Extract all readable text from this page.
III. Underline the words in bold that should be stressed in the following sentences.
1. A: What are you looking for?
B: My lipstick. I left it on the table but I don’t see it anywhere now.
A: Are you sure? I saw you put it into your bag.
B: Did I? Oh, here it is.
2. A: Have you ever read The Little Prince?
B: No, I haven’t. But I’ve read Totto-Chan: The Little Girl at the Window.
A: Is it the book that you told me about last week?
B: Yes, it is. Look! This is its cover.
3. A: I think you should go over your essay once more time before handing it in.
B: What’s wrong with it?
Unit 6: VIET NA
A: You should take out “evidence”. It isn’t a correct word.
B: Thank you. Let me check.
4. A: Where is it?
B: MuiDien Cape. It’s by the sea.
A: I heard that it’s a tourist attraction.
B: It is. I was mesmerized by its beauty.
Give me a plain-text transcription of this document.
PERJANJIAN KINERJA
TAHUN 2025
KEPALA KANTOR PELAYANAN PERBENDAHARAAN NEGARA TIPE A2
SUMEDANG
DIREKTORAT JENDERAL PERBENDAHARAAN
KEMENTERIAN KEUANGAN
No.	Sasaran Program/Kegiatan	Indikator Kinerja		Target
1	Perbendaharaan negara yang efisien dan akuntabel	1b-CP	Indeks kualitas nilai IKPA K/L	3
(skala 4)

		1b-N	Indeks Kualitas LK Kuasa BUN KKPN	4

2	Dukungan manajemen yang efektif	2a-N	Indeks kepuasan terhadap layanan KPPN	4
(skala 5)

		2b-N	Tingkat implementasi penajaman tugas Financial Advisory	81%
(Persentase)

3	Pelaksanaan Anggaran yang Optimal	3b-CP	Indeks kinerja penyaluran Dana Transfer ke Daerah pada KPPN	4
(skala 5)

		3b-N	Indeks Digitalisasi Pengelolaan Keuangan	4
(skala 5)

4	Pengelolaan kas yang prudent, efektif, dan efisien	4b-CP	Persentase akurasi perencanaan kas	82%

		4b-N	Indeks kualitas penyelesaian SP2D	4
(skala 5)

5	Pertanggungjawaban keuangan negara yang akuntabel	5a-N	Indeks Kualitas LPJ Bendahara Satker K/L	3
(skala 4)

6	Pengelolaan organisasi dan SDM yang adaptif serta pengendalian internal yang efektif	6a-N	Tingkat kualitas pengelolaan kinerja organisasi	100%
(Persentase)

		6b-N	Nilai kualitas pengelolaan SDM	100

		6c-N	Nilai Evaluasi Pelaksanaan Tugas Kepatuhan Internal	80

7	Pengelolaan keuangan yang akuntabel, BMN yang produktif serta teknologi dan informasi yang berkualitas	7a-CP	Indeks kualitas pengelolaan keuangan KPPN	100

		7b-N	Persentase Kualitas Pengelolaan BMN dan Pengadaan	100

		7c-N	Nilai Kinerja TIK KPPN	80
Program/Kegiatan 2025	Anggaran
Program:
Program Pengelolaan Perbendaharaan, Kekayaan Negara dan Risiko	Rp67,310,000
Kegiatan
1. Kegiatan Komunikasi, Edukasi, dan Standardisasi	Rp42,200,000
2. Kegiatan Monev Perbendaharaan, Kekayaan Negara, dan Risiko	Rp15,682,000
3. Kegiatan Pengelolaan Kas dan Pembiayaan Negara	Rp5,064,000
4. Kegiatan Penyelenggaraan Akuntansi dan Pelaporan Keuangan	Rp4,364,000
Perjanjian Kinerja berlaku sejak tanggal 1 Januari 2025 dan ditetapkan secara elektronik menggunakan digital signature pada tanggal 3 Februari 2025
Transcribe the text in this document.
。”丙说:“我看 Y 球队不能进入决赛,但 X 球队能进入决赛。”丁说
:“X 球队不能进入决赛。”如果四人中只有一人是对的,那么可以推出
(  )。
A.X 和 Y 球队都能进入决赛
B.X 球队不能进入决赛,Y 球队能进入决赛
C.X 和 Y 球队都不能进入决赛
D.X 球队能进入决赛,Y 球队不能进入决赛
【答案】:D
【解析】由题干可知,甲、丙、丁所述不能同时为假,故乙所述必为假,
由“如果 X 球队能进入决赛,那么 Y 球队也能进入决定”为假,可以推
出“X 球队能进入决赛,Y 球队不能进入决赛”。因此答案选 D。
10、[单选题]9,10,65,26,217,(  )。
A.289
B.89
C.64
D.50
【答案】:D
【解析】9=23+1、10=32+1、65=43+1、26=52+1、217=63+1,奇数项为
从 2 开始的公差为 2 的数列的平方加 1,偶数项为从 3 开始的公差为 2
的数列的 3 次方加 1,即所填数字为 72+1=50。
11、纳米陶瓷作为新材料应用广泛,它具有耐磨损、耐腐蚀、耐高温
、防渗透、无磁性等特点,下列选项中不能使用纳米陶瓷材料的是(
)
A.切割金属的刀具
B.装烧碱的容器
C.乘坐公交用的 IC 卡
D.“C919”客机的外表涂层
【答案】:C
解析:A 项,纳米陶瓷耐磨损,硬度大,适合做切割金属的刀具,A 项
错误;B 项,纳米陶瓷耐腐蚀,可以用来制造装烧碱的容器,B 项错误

**Written instruction**
Output the entries exactly.

**Task solution**
Extract all readable text from this page.
III. Underline the words in bold that should be stressed in the following sentences.
1. A: What are you looking for?
B: My lipstick. I left it on the table but I don’t see it anywhere now.
A: Are you sure? I saw you put it into your bag.
B: Did I? Oh, here it is.
2. A: Have you ever read The Little Prince?
B: No, I haven’t. But I’ve read Totto-Chan: The Little Girl at the Window.
A: Is it the book that you told me about last week?
B: Yes, it is. Look! This is its cover.
3. A: I think you should go over your essay once more time before handing it in.
B: What’s wrong with it?
Unit 6: VIET NA
A: You should take out “evidence”. It isn’t a correct word.
B: Thank you. Let me check.
4. A: Where is it?
B: MuiDien Cape. It’s by the sea.
A: I heard that it’s a tourist attraction.
B: It is. I was mesmerized by its beauty.
Give me a plain-text transcription of this document.
PERJANJIAN KINERJA
TAHUN 2025
KEPALA KANTOR PELAYANAN PERBENDAHARAAN NEGARA TIPE A2
SUMEDANG
DIREKTORAT JENDERAL PERBENDAHARAAN
KEMENTERIAN KEUANGAN
No.	Sasaran Program/Kegiatan	Indikator Kinerja		Target
1	Perbendaharaan negara yang efisien dan akuntabel	1b-CP	Indeks kualitas nilai IKPA K/L	3
(skala 4)

		1b-N	Indeks Kualitas LK Kuasa BUN KKPN	4

2	Dukungan manajemen yang efektif	2a-N	Indeks kepuasan terhadap layanan KPPN	4
(skala 5)

		2b-N	Tingkat implementasi penajaman tugas Financial Advisory	81%
(Persentase)

3	Pelaksanaan Anggaran yang Optimal	3b-CP	Indeks kinerja penyaluran Dana Transfer ke Daerah pada KPPN	4
(skala 5)

		3b-N	Indeks Digitalisasi Pengelolaan Keuangan	4
(skala 5)

4	Pengelolaan kas yang prudent, efektif, dan efisien	4b-CP	Persentase akurasi perencanaan kas	82%

		4b-N	Indeks kualitas penyelesaian SP2D	4
(skala 5)

5	Pertanggungjawaban keuangan negara yang akuntabel	5a-N	Indeks Kualitas LPJ Bendahara Satker K/L	3
(skala 4)

6	Pengelolaan organisasi dan SDM yang adaptif serta pengendalian internal yang efektif	6a-N	Tingkat kualitas pengelolaan kinerja organisasi	100%
(Persentase)

		6b-N	Nilai kualitas pengelolaan SDM	100

		6c-N	Nilai Evaluasi Pelaksanaan Tugas Kepatuhan Internal	80

7	Pengelolaan keuangan yang akuntabel, BMN yang produktif serta teknologi dan informasi yang berkualitas	7a-CP	Indeks kualitas pengelolaan keuangan KPPN	100

		7b-N	Persentase Kualitas Pengelolaan BMN dan Pengadaan	100

		7c-N	Nilai Kinerja TIK KPPN	80
Program/Kegiatan 2025	Anggaran
Program:
Program Pengelolaan Perbendaharaan, Kekayaan Negara dan Risiko	Rp67,310,000
Kegiatan
1. Kegiatan Komunikasi, Edukasi, dan Standardisasi	Rp42,200,000
2. Kegiatan Monev Perbendaharaan, Kekayaan Negara, dan Risiko	Rp15,682,000
3. Kegiatan Pengelolaan Kas dan Pembiayaan Negara	Rp5,064,000
4. Kegiatan Penyelenggaraan Akuntansi dan Pelaporan Keuangan	Rp4,364,000
Perjanjian Kinerja berlaku sejak tanggal 1 Januari 2025 dan ditetapkan secara elektronik menggunakan digital signature pada tanggal 3 Februari 2025
Transcribe the text in this document.
。”丙说:“我看 Y 球队不能进入决赛,但 X 球队能进入决赛。”丁说
:“X 球队不能进入决赛。”如果四人中只有一人是对的,那么可以推出
(  )。
A.X 和 Y 球队都能进入决赛
B.X 球队不能进入决赛,Y 球队能进入决赛
C.X 和 Y 球队都不能进入决赛
D.X 球队能进入决赛,Y 球队不能进入决赛
【答案】:D
【解析】由题干可知,甲、丙、丁所述不能同时为假,故乙所述必为假,
由“如果 X 球队能进入决赛,那么 Y 球队也能进入决定”为假,可以推
出“X 球队能进入决赛,Y 球队不能进入决赛”。因此答案选 D。
10、[单选题]9,10,65,26,217,(  )。
A.289
B.89
C.64
D.50
【答案】:D
【解析】9=23+1、10=32+1、65=43+1、26=52+1、217=63+1,奇数项为
从 2 开始的公差为 2 的数列的平方加 1,偶数项为从 3 开始的公差为 2
的数列的 3 次方加 1,即所填数字为 72+1=50。
11、纳米陶瓷作为新材料应用广泛,它具有耐磨损、耐腐蚀、耐高温
、防渗透、无磁性等特点,下列选项中不能使用纳米陶瓷材料的是(
)
A.切割金属的刀具
B.装烧碱的容器
C.乘坐公交用的 IC 卡
D.“C919”客机的外表涂层
【答案】:C
解析:A 项,纳米陶瓷耐磨损,硬度大,适合做切割金属的刀具,A 项
错误;B 项,纳米陶瓷耐腐蚀,可以用来制造装烧碱的容器,B 项错误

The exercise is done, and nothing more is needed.